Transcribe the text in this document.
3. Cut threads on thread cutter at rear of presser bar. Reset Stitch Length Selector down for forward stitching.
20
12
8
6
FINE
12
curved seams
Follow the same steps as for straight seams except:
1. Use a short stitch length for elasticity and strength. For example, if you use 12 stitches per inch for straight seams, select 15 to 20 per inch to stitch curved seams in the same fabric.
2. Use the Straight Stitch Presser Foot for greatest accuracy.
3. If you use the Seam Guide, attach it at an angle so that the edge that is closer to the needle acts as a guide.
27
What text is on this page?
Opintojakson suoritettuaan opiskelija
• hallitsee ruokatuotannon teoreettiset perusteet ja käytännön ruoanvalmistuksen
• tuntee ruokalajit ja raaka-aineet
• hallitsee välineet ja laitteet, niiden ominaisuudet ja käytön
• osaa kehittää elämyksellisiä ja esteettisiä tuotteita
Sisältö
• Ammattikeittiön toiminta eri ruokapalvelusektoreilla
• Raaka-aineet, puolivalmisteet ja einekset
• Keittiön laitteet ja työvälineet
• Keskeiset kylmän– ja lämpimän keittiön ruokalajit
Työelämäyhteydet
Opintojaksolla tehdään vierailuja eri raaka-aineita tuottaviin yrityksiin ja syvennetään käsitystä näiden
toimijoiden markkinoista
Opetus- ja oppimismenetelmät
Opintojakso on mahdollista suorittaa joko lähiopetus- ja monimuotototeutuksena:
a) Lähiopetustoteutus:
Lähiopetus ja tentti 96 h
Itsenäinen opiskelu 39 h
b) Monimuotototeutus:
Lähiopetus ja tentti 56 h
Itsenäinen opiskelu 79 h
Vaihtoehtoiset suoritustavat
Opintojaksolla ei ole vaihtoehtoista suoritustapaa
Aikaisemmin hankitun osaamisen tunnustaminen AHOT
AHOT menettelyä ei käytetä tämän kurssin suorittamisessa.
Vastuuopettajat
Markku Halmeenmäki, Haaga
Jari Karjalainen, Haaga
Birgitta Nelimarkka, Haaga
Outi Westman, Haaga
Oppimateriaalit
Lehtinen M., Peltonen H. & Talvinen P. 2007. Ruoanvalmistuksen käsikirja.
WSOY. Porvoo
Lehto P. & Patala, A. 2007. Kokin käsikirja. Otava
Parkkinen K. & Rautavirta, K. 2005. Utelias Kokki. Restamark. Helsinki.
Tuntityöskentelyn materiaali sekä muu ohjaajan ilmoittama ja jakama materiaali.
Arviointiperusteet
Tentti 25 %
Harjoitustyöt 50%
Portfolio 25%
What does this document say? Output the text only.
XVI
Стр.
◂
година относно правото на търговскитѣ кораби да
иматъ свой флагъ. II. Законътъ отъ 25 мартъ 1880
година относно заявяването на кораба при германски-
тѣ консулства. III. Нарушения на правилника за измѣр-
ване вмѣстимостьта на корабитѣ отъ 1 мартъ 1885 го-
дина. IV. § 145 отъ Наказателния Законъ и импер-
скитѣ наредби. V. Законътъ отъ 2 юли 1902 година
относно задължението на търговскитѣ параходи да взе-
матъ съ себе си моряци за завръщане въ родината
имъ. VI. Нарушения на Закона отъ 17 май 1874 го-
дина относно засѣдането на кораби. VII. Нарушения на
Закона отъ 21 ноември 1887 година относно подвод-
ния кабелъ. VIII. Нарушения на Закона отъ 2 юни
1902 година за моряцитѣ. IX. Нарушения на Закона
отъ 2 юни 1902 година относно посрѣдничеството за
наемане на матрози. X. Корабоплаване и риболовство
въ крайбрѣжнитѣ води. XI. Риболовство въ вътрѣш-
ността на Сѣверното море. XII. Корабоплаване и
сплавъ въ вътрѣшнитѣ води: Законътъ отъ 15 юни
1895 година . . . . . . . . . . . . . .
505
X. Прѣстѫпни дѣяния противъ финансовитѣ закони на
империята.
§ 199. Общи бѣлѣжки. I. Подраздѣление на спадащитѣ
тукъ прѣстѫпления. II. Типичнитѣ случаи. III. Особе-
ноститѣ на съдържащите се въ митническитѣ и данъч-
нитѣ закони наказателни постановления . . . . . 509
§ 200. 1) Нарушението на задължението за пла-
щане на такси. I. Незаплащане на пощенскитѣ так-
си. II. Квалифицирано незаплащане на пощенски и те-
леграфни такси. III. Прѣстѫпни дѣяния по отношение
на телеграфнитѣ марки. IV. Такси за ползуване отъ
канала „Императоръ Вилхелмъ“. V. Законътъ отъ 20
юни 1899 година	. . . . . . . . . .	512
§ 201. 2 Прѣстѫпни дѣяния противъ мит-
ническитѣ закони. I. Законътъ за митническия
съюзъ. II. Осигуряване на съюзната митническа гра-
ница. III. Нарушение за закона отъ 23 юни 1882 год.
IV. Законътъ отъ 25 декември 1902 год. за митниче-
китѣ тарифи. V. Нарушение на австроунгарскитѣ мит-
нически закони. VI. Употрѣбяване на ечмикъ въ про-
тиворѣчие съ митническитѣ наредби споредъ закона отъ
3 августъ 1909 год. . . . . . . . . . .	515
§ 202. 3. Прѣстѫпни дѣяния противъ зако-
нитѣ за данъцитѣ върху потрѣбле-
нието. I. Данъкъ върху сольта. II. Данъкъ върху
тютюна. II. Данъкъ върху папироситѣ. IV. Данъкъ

◆ **INSTRUCTIONS TO FOLLOW**
Please output every record, keeping each line exact.

◆ **PROBLEM SOLUTION**
Transcribe the text in this document.
3. Cut threads on thread cutter at rear of presser bar. Reset Stitch Length Selector down for forward stitching.
20
12
8
6
FINE
12
curved seams
Follow the same steps as for straight seams except:
1. Use a short stitch length for elasticity and strength. For example, if you use 12 stitches per inch for straight seams, select 15 to 20 per inch to stitch curved seams in the same fabric.
2. Use the Straight Stitch Presser Foot for greatest accuracy.
3. If you use the Seam Guide, attach it at an angle so that the edge that is closer to the needle acts as a guide.
27
What text is on this page?
Opintojakson suoritettuaan opiskelija
• hallitsee ruokatuotannon teoreettiset perusteet ja käytännön ruoanvalmistuksen
• tuntee ruokalajit ja raaka-aineet
• hallitsee välineet ja laitteet, niiden ominaisuudet ja käytön
• osaa kehittää elämyksellisiä ja esteettisiä tuotteita
Sisältö
• Ammattikeittiön toiminta eri ruokapalvelusektoreilla
• Raaka-aineet, puolivalmisteet ja einekset
• Keittiön laitteet ja työvälineet
• Keskeiset kylmän– ja lämpimän keittiön ruokalajit
Työelämäyhteydet
Opintojaksolla tehdään vierailuja eri raaka-aineita tuottaviin yrityksiin ja syvennetään käsitystä näiden
toimijoiden markkinoista
Opetus- ja oppimismenetelmät
Opintojakso on mahdollista suorittaa joko lähiopetus- ja monimuotototeutuksena:
a) Lähiopetustoteutus:
Lähiopetus ja tentti 96 h
Itsenäinen opiskelu 39 h
b) Monimuotototeutus:
Lähiopetus ja tentti 56 h
Itsenäinen opiskelu 79 h
Vaihtoehtoiset suoritustavat
Opintojaksolla ei ole vaihtoehtoista suoritustapaa
Aikaisemmin hankitun osaamisen tunnustaminen AHOT
AHOT menettelyä ei käytetä tämän kurssin suorittamisessa.
Vastuuopettajat
Markku Halmeenmäki, Haaga
Jari Karjalainen, Haaga
Birgitta Nelimarkka, Haaga
Outi Westman, Haaga
Oppimateriaalit
Lehtinen M., Peltonen H. & Talvinen P. 2007. Ruoanvalmistuksen käsikirja.
WSOY. Porvoo
Lehto P. & Patala, A. 2007. Kokin käsikirja. Otava
Parkkinen K. & Rautavirta, K. 2005. Utelias Kokki. Restamark. Helsinki.
Tuntityöskentelyn materiaali sekä muu ohjaajan ilmoittama ja jakama materiaali.
Arviointiperusteet
Tentti 25 %
Harjoitustyöt 50%
Portfolio 25%
What does this document say? Output the text only.
XVI
Стр.
◂
година относно правото на търговскитѣ кораби да
иматъ свой флагъ. II. Законътъ отъ 25 мартъ 1880
година относно заявяването на кораба при германски-
тѣ консулства. III. Нарушения на правилника за измѣр-
ване вмѣстимостьта на корабитѣ отъ 1 мартъ 1885 го-
дина. IV. § 145 отъ Наказателния Законъ и импер-
скитѣ наредби. V. Законътъ отъ 2 юли 1902 година
относно задължението на търговскитѣ параходи да взе-
матъ съ себе си моряци за завръщане въ родината
имъ. VI. Нарушения на Закона отъ 17 май 1874 го-
дина относно засѣдането на кораби. VII. Нарушения на
Закона отъ 21 ноември 1887 година относно подвод-
ния кабелъ. VIII. Нарушения на Закона отъ 2 юни
1902 година за моряцитѣ. IX. Нарушения на Закона
отъ 2 юни 1902 година относно посрѣдничеството за
наемане на матрози. X. Корабоплаване и риболовство
въ крайбрѣжнитѣ води. XI. Риболовство въ вътрѣш-
ността на Сѣверното море. XII. Корабоплаване и
сплавъ въ вътрѣшнитѣ води: Законътъ отъ 15 юни
1895 година . . . . . . . . . . . . . .
505
X. Прѣстѫпни дѣяния противъ финансовитѣ закони на
империята.
§ 199. Общи бѣлѣжки. I. Подраздѣление на спадащитѣ
тукъ прѣстѫпления. II. Типичнитѣ случаи. III. Особе-
ноститѣ на съдържащите се въ митническитѣ и данъч-
нитѣ закони наказателни постановления . . . . . 509
§ 200. 1) Нарушението на задължението за пла-
щане на такси. I. Незаплащане на пощенскитѣ так-
си. II. Квалифицирано незаплащане на пощенски и те-
леграфни такси. III. Прѣстѫпни дѣяния по отношение
на телеграфнитѣ марки. IV. Такси за ползуване отъ
канала „Императоръ Вилхелмъ“. V. Законътъ отъ 20
юни 1899 година	. . . . . . . . . .	512
§ 201. 2 Прѣстѫпни дѣяния противъ мит-
ническитѣ закони. I. Законътъ за митническия
съюзъ. II. Осигуряване на съюзната митническа гра-
ница. III. Нарушение за закона отъ 23 юни 1882 год.
IV. Законътъ отъ 25 декември 1902 год. за митниче-
китѣ тарифи. V. Нарушение на австроунгарскитѣ мит-
нически закони. VI. Употрѣбяване на ечмикъ въ про-
тиворѣчие съ митническитѣ наредби споредъ закона отъ
3 августъ 1909 год. . . . . . . . . . .	515
§ 202. 3. Прѣстѫпни дѣяния противъ зако-
нитѣ за данъцитѣ върху потрѣбле-
нието. I. Данъкъ върху сольта. II. Данъкъ върху
тютюна. II. Данъкъ върху папироситѣ. IV. Данъкъ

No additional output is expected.